Start of Available records
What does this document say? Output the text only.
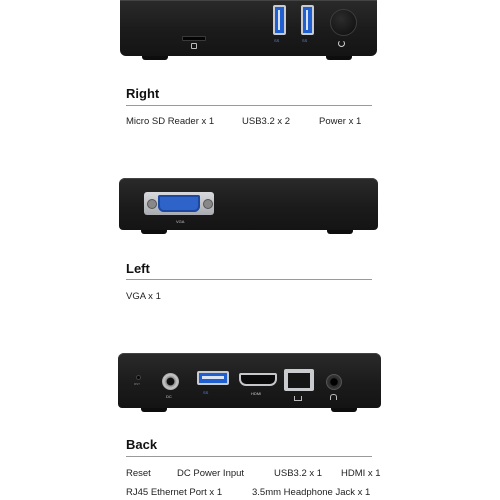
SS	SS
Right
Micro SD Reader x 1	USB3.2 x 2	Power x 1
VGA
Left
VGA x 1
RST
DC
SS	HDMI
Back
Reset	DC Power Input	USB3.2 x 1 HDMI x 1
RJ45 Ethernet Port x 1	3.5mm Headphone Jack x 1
End of Available records
Start of Available records
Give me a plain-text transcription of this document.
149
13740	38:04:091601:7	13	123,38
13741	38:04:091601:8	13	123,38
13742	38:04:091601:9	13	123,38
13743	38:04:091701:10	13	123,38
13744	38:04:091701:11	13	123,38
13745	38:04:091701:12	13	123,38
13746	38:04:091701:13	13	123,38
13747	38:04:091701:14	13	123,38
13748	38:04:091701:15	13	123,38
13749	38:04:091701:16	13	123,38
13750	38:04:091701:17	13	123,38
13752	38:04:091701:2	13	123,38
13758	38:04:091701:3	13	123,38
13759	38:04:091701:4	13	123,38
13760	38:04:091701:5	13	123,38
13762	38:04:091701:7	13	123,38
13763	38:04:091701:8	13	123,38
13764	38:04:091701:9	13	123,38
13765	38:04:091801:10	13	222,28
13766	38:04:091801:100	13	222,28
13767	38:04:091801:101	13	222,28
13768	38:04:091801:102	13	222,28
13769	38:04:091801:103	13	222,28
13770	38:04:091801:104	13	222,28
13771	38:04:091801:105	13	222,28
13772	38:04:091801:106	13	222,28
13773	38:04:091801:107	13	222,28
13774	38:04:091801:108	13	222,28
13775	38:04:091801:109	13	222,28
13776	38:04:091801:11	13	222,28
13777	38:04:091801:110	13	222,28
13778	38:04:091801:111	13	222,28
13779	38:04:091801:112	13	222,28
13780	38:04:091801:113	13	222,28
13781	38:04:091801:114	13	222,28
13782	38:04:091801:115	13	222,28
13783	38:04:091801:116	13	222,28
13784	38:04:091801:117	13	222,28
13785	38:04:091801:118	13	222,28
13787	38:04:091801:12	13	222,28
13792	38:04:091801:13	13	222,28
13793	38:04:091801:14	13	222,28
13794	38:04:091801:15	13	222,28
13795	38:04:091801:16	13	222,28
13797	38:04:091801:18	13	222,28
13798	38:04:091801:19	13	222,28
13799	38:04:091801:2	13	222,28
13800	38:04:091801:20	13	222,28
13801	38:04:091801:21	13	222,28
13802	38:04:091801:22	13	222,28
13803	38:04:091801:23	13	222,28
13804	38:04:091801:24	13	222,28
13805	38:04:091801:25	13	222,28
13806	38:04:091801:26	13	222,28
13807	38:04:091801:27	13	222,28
End of Available records
- [Short exercise]:
Copy every line of the listing that contains the word "document".

- [Answer for this exercise]:
What does this document say? Output the text only.
Give me a plain-text transcription of this document.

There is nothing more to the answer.